# [TEXT BLOCK]
↓↓↓

I guess it never would have happened if Raymond hadn't sold his cows. The Star Valley Beanfield War, I mean.
Cy talked him into planting a bean field.
They both had time on their hands. The two of them would do the work.
Cy put up twenty acres and Raymond furnished the machinery. The field
was in a small plot of private property surrounded by the Tonto National
Forest. I should point out that both men were three score and ten…each
May 10 they broke ground. That spring
Arizona had above normal moisture and the beans came on like
gangbusters! Raymond left for a week and on his return Cy was in a
tizzy! The elk had invaded the beanfield!
That night Raymond stood guard. He and
Pat, his wife of nearly fifty years, sat in their pickup with their dogs
in the back. Any approaching elk would get barked, hi-beamed and
hoorahed away! Within three days they were comfortably grazing within
ten feet of the pickup where the bored dogs dozed through the night and
the shouts were ignored.
Cy was havin' better luck durin' the day.
But the beans were taking a beating. As the weeks wore on these three
beanfield moguls tried various methods to keep the marauding elk out of
the field. They tried propane noise makers, bonfires, highway dept.

↑↑↑

# [DATASET EXCERPTS]
↓↓↓

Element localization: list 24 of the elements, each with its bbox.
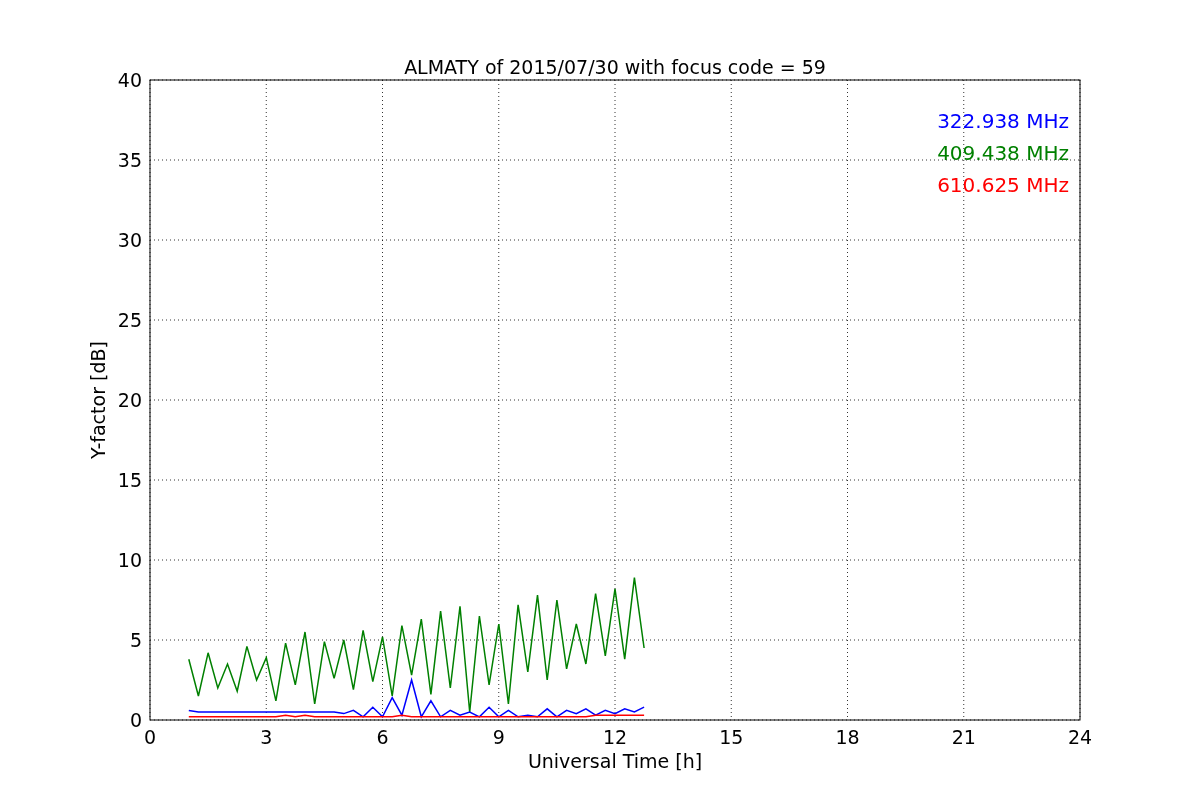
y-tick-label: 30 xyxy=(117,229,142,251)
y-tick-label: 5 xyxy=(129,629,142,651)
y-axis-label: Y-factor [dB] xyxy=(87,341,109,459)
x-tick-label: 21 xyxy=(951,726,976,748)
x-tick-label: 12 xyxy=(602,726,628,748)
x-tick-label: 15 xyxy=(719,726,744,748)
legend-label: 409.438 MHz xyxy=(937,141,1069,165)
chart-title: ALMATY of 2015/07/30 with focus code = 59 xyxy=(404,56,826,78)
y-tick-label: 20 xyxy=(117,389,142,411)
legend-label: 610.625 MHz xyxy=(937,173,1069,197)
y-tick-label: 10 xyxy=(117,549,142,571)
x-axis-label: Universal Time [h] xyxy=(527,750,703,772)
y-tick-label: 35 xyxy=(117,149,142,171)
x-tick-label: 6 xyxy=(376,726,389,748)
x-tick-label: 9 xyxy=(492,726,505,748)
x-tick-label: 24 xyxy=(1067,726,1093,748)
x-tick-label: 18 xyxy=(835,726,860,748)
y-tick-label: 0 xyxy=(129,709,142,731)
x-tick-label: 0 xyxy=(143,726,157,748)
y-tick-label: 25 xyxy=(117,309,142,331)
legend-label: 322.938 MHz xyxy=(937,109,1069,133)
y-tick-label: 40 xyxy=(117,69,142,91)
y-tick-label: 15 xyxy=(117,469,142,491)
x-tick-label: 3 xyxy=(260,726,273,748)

↑↑↑

# [WRITTEN EXERCISE]
Pick up the story of the Star Valley Beanfield War where the text stops. The rows come from a separate source.

# [OUTPUT OF THE TASK]
flashers, FM radio and rattling feed sacks and tin plates tied in the
manzanita brush! All to no avail.
They stood guard night and day for six weeks fighting a losing battle.
When the beans were ready, they cut 'em with Raymond's hand made rig
behind the tractor. Each morning at daylight the three of them would
rake the beans in a pile and pitchfork them into the pickup. There
they'd fork 'em into Raymond's rebuilt combine, an Allis Chambers model
60 with John Deere wheels and a plywood box.
Any piles left in the field were
scattered by the elk like leaves in the fall. But the bean farmers bowed
their backs and carried on. They finally finished the harvest. Back at
the ranch they cleaned and 'winded' them with an electric fan and wound
up with 800 pounds of beans. Considering the expected twenty ton
harvest, I guess you could say the elk won the Star Valley Beanfield
War.
But in the eyes of Raymond, Pat and Cy,
they themselves won the war. They walked through the Great Depression
and the second World War without a net. They survived and left the world
a better place.
We're runnin' outta these folks. They
have earned our admiration and respect. I hope some of their heart and
backbone is hereditary.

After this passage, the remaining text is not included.